───── RECORD EXTRACTS ─────

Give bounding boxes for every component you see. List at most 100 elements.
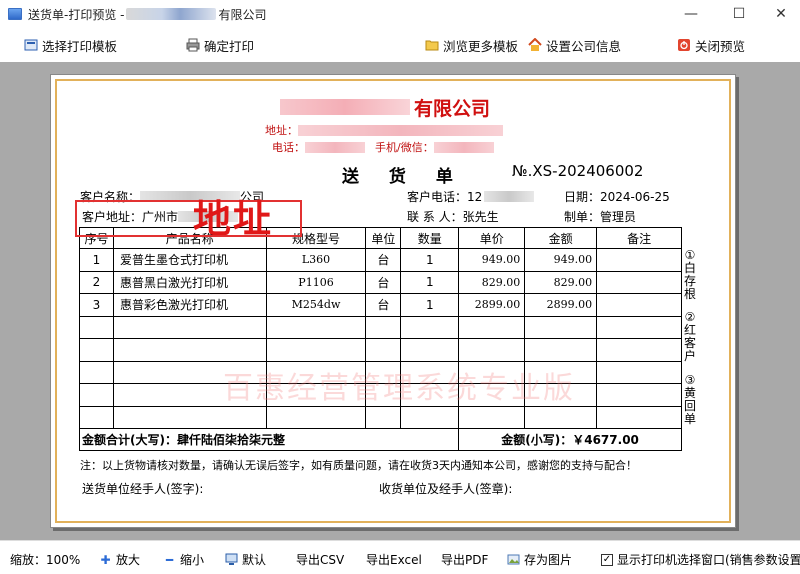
cell-price: 829.00 <box>458 270 526 294</box>
watermark: 百惠经营管理系统专业版 <box>223 371 575 406</box>
total-lower-value: ￥4677.00 <box>572 433 639 447</box>
select-template-label: 选择打印模板 <box>42 38 118 54</box>
cell-model: L360 <box>265 248 367 272</box>
select-template-button[interactable]: 选择打印模板 <box>24 36 117 54</box>
printer-icon <box>186 38 200 52</box>
window-title-prefix: 送货单-打印预览 - <box>28 7 125 22</box>
cell-no: 2 <box>79 270 114 294</box>
export-csv-button[interactable]: 导出CSV <box>296 551 344 568</box>
company-name: 有限公司 <box>280 96 510 120</box>
contact-person: 联 系 人： 张先生 <box>407 208 499 225</box>
browse-templates-label: 浏览更多模板 <box>443 38 519 54</box>
zoom-level: 缩放：100% <box>10 553 81 567</box>
company-suffix: 有限公司 <box>414 97 491 120</box>
company-address: 地址： <box>265 122 503 138</box>
redacted-company-name <box>126 8 217 20</box>
address-annotation: 地址 <box>193 197 274 241</box>
contact-value: 张先生 <box>462 210 499 224</box>
zoom-out-label: 缩小 <box>180 553 205 567</box>
redacted-customer-phone <box>484 191 535 202</box>
total-row: 金额合计(大写)：肆仟陆佰柒拾柒元整 金额(小写)：￥4677.00 <box>78 428 682 451</box>
default-zoom-label: 默认 <box>242 553 267 567</box>
cell-note <box>596 293 682 317</box>
date-value: 2024-06-25 <box>600 189 670 204</box>
checkbox-checked-icon: ✓ <box>601 553 613 566</box>
monitor-icon <box>225 553 238 566</box>
mobile-label: 手机/微信： <box>375 141 434 154</box>
customer-phone-prefix: 12 <box>467 189 483 204</box>
plus-icon: ✚ <box>100 552 111 567</box>
export-pdf-button[interactable]: 导出PDF <box>441 551 488 568</box>
total-lower: 金额(小写)：￥4677.00 <box>458 428 682 451</box>
redacted-phone <box>305 141 365 153</box>
browse-templates-button[interactable]: 浏览更多模板 <box>425 36 518 54</box>
maximize-button[interactable]: ☐ <box>716 0 762 28</box>
template-icon <box>24 38 38 52</box>
minimize-button[interactable]: — <box>668 0 714 28</box>
cell-no: 1 <box>79 248 114 272</box>
confirm-print-button[interactable]: 确定打印 <box>186 36 254 54</box>
cell-price: 2899.00 <box>458 293 526 317</box>
toolbar: 选择打印模板 确定打印 浏览更多模板 设置公司信息 关闭预览 <box>0 28 800 62</box>
app-icon <box>8 8 22 20</box>
cell-unit: 台 <box>365 270 402 294</box>
total-upper: 金额合计(大写)：肆仟陆佰柒拾柒元整 <box>78 428 460 451</box>
cell-model: P1106 <box>265 270 367 294</box>
cell-note <box>596 248 682 272</box>
zoom-in-label: 放大 <box>116 553 141 567</box>
receiver-signature: 收货单位及经手人(签章): <box>379 482 513 496</box>
export-excel-button[interactable]: 导出Excel <box>366 551 422 568</box>
show-printer-window-label: 显示打印机选择窗口(销售参数设置) <box>617 553 800 567</box>
save-image-button[interactable]: 存为图片 <box>507 551 572 568</box>
home-icon <box>528 38 542 52</box>
table-row-empty <box>79 315 682 339</box>
cell-amount: 829.00 <box>524 270 598 294</box>
image-icon <box>507 553 520 566</box>
table-row: 3 惠普彩色激光打印机 M254dw 台 1 2899.00 2899.00 <box>79 293 682 317</box>
cell-amount: 2899.00 <box>524 293 598 317</box>
col-header: 单位 <box>365 227 402 249</box>
col-header: 备注 <box>596 227 682 249</box>
window-title-suffix: 有限公司 <box>218 7 267 22</box>
cell-no: 3 <box>79 293 114 317</box>
cell-qty: 1 <box>400 248 460 272</box>
customer-phone-label: 客户电话： <box>407 190 468 204</box>
document-title: 送 货 单 <box>342 167 465 187</box>
redacted-mobile <box>433 141 494 153</box>
zoom-in-button[interactable]: ✚ 放大 <box>99 551 140 568</box>
close-preview-button[interactable]: 关闭预览 <box>677 36 745 54</box>
cell-amount: 949.00 <box>524 248 598 272</box>
cell-qty: 1 <box>400 270 460 294</box>
zoom-out-button[interactable]: ━ 缩小 <box>163 551 204 568</box>
close-button[interactable]: ✕ <box>758 0 800 28</box>
show-printer-window-checkbox[interactable]: ✓ 显示打印机选择窗口(销售参数设置) <box>601 551 800 568</box>
total-upper-label: 金额合计(大写)： <box>82 433 177 447</box>
side-note-white: ①白存根 <box>683 248 696 301</box>
table-row-empty <box>79 405 682 429</box>
window-title: 送货单-打印预览 - 有限公司 <box>28 6 267 23</box>
table-row: 1 爱普生墨仓式打印机 L360 台 1 949.00 949.00 <box>79 248 682 272</box>
cell-name: 惠普黑白激光打印机 <box>112 270 267 294</box>
contact-label: 联 系 人： <box>407 210 463 224</box>
date-label: 日期： <box>564 190 601 204</box>
folder-icon <box>425 38 439 52</box>
statusbar: 缩放：100% ✚ 放大 ━ 缩小 默认 导出CSV 导出Excel 导出PDF… <box>0 540 800 574</box>
col-header: 数量 <box>400 227 460 249</box>
total-upper-value: 肆仟陆佰柒拾柒元整 <box>176 433 285 447</box>
redacted-company <box>280 99 410 115</box>
maker: 制单： 管理员 <box>564 208 636 225</box>
footnote: 注：以上货物请核对数量，请确认无误后签字，如有质量问题，请在收货3天内通知本公司… <box>80 459 637 472</box>
col-header: 金额 <box>524 227 598 249</box>
company-settings-button[interactable]: 设置公司信息 <box>528 36 621 54</box>
power-icon <box>677 38 691 52</box>
minus-icon: ━ <box>165 552 174 567</box>
window-titlebar: 送货单-打印预览 - 有限公司 — ☐ ✕ <box>0 0 800 28</box>
phone-label: 电话： <box>272 141 305 154</box>
date: 日期： 2024-06-25 <box>564 188 670 205</box>
default-zoom-button[interactable]: 默认 <box>225 551 266 568</box>
save-image-label: 存为图片 <box>524 553 573 567</box>
total-lower-label: 金额(小写)： <box>501 433 573 447</box>
document-number: №.XS-202406002 <box>512 162 644 180</box>
cell-name: 爱普生墨仓式打印机 <box>112 248 267 272</box>
col-header: 单价 <box>458 227 526 249</box>
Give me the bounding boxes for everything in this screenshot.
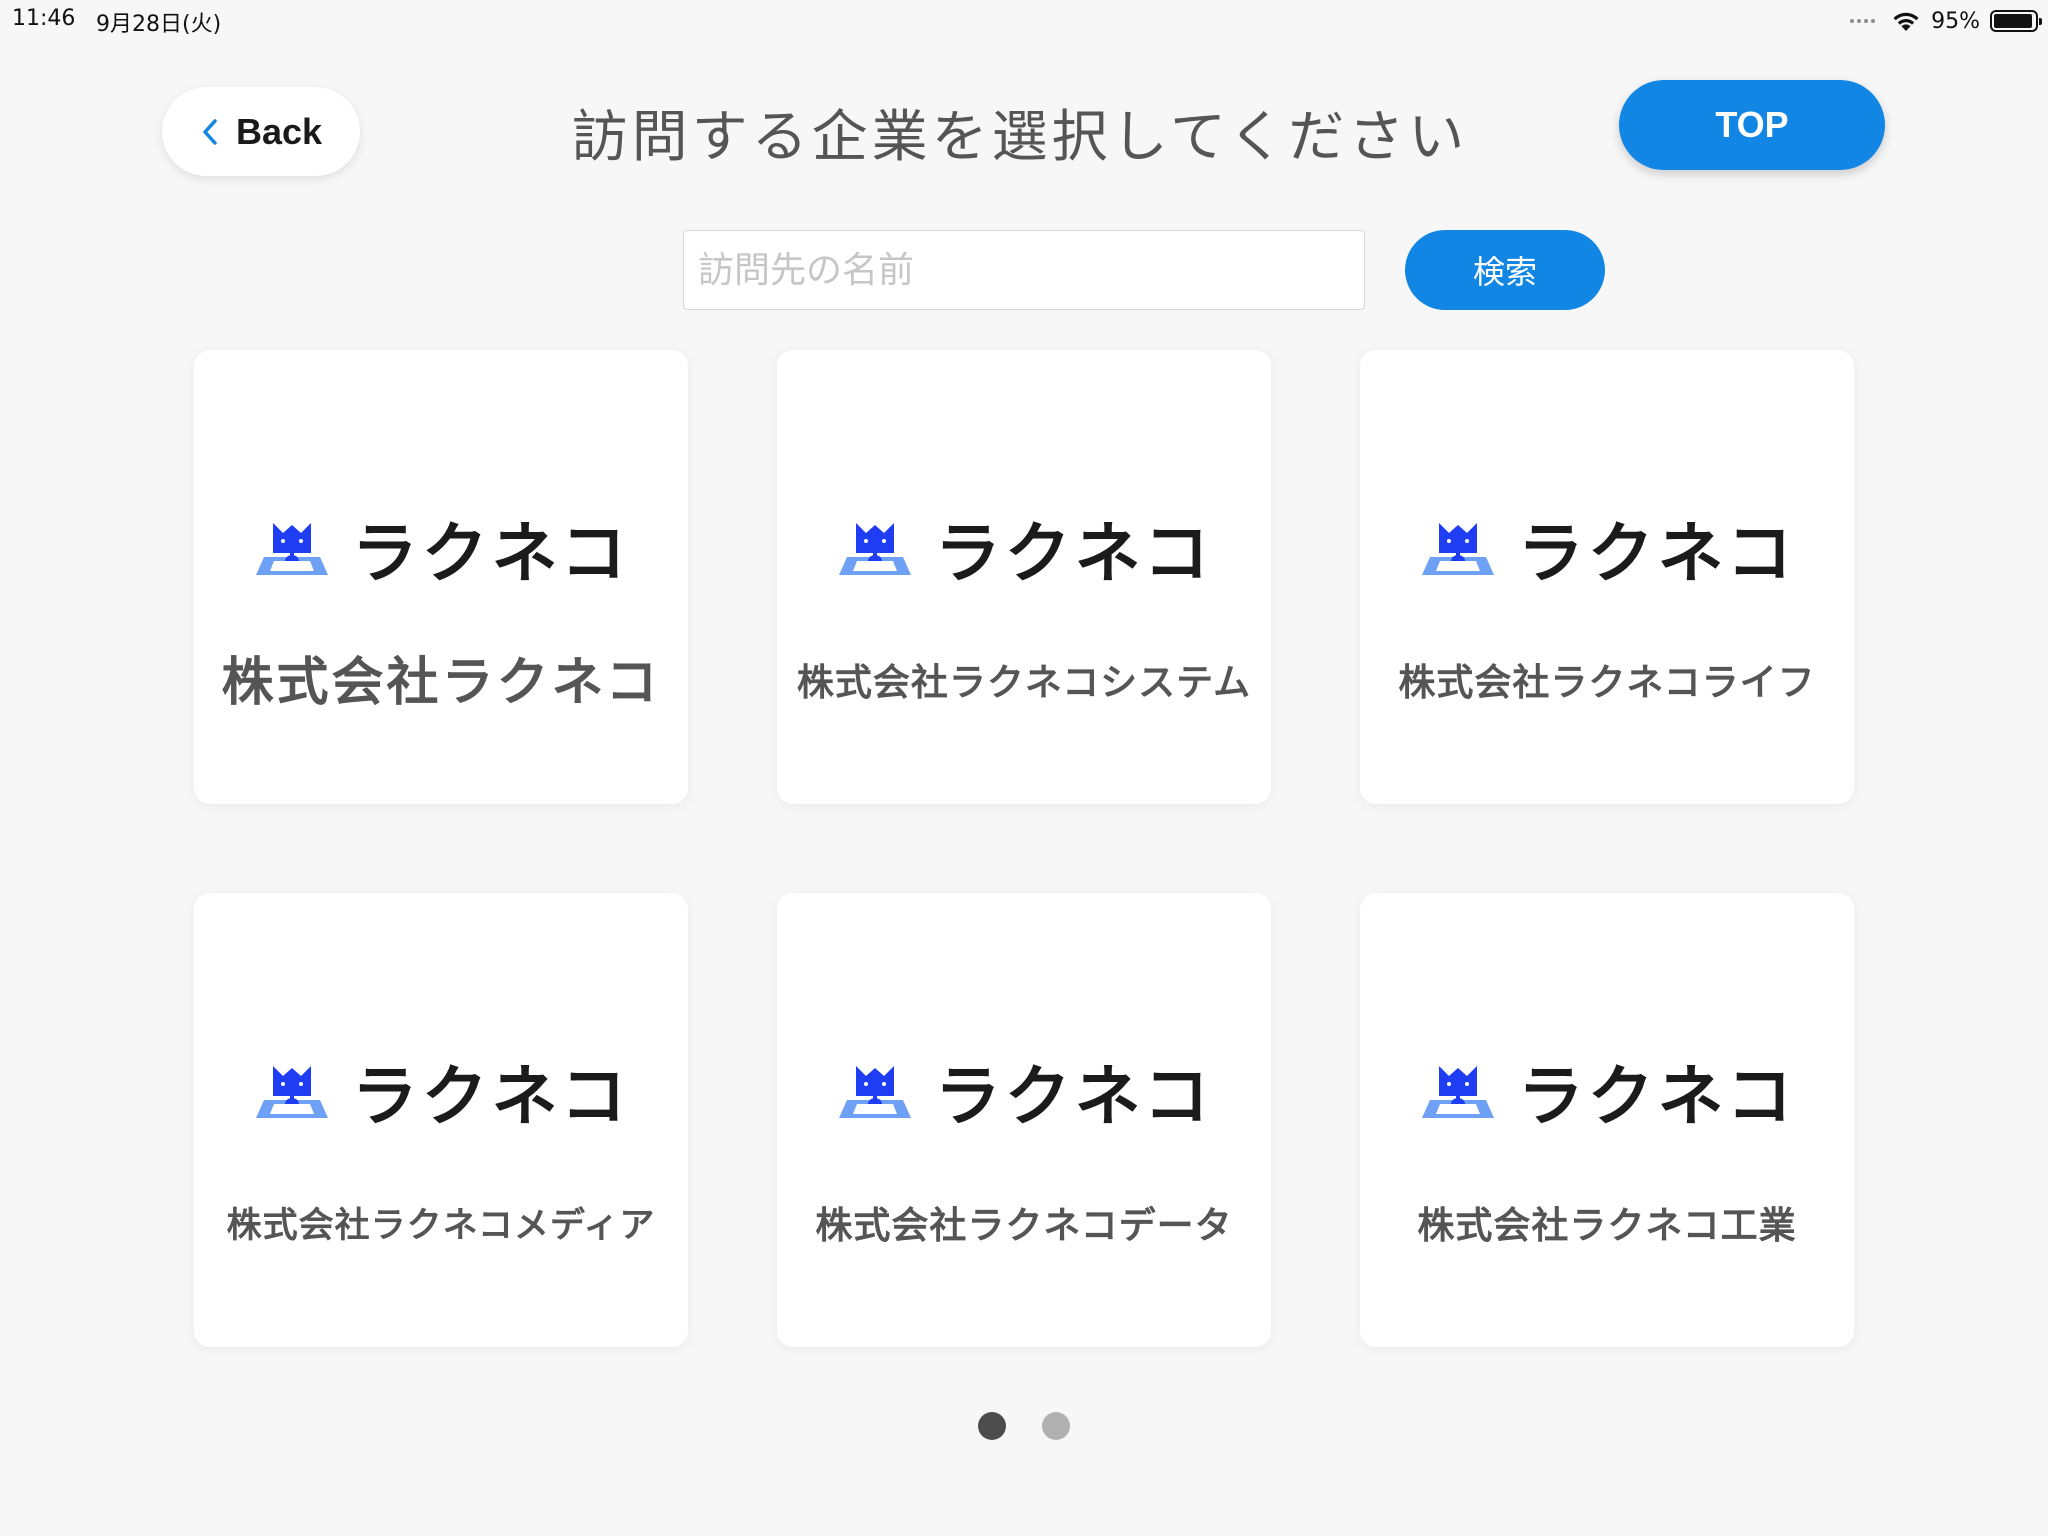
status-indicators: 95% xyxy=(1850,6,2042,36)
battery-icon xyxy=(1990,10,2042,32)
back-label: Back xyxy=(235,110,323,152)
company-card[interactable]: ラクネコ 株式会社ラクネコ工業 xyxy=(1360,893,1854,1347)
company-card[interactable]: ラクネコ 株式会社ラクネコメディア xyxy=(194,893,688,1347)
company-name: 株式会社ラクネコメディア xyxy=(226,1206,656,1246)
wifi-icon xyxy=(1893,12,1919,31)
company-card[interactable]: ラクネコ 株式会社ラクネコデータ xyxy=(777,893,1271,1347)
company-logo: ラクネコ xyxy=(777,508,1271,592)
company-logo: ラクネコ xyxy=(777,1051,1271,1135)
company-name: 株式会社ラクネコ工業 xyxy=(1417,1204,1797,1247)
company-logo: ラクネコ xyxy=(1360,1051,1854,1135)
screen: 11:46 9月28日(火) 95% Back 訪問する企業を選択してください … xyxy=(0,0,2048,1536)
search-input[interactable] xyxy=(683,230,1365,310)
company-card[interactable]: ラクネコ 株式会社ラクネコシステム xyxy=(777,350,1271,804)
logo-text: ラクネコ xyxy=(351,1058,631,1135)
rakuneko-cat-icon xyxy=(838,1066,911,1118)
company-name: 株式会社ラクネコシステム xyxy=(796,661,1252,704)
rakuneko-cat-icon xyxy=(1421,1066,1494,1118)
company-name: 株式会社ラクネコライフ xyxy=(1398,661,1816,704)
back-button[interactable]: Back xyxy=(162,87,360,176)
rakuneko-cat-icon xyxy=(838,523,911,575)
top-button[interactable]: TOP xyxy=(1619,80,1885,170)
page-title: 訪問する企業を選択してください xyxy=(571,105,1469,170)
rakuneko-cat-icon xyxy=(255,1066,328,1118)
company-card[interactable]: ラクネコ 株式会社ラクネコライフ xyxy=(1360,350,1854,804)
logo-text: ラクネコ xyxy=(351,515,631,592)
logo-text: ラクネコ xyxy=(1517,1058,1797,1135)
status-bar: 11:46 9月28日(火) 95% xyxy=(0,0,2048,44)
logo-text: ラクネコ xyxy=(934,515,1214,592)
logo-text: ラクネコ xyxy=(934,1058,1214,1135)
company-logo: ラクネコ xyxy=(194,508,688,592)
logo-text: ラクネコ xyxy=(1517,515,1797,592)
company-logo: ラクネコ xyxy=(1360,508,1854,592)
chevron-left-icon xyxy=(203,118,217,145)
page-indicator xyxy=(0,1412,2048,1440)
company-logo: ラクネコ xyxy=(194,1051,688,1135)
rakuneko-cat-icon xyxy=(1421,523,1494,575)
cellular-signal-icon xyxy=(1850,19,1876,23)
search-button[interactable]: 検索 xyxy=(1405,230,1605,310)
status-date: 9月28日(火) xyxy=(96,12,222,37)
status-time: 11:46 xyxy=(12,6,76,31)
company-card[interactable]: ラクネコ 株式会社ラクネコ xyxy=(194,350,688,804)
page-dot-2[interactable] xyxy=(1042,1412,1070,1440)
rakuneko-cat-icon xyxy=(255,523,328,575)
page-dot-1[interactable] xyxy=(978,1412,1006,1440)
battery-percentage: 95% xyxy=(1931,8,1980,34)
battery-level xyxy=(1994,14,2032,28)
company-name: 株式会社ラクネコデータ xyxy=(815,1204,1233,1247)
company-name: 株式会社ラクネコ xyxy=(221,653,661,713)
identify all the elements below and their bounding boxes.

─────

--- EXERCISE AIM ---
Reproduce, without alteration, the stretch of rows above from the line that contains "status-indicators: 95% xyxy=(1850,6,2042,36)" through the line that contains "company-card[interactable]: ラクネコ 株式会社ラクネコ工業".

--- FINISHED EXERCISE ---
status-indicators: 95% xyxy=(1850,6,2042,36)
battery-icon xyxy=(1990,10,2042,32)
back-label: Back xyxy=(235,110,323,152)
company-card[interactable]: ラクネコ 株式会社ラクネコ工業 xyxy=(1360,893,1854,1347)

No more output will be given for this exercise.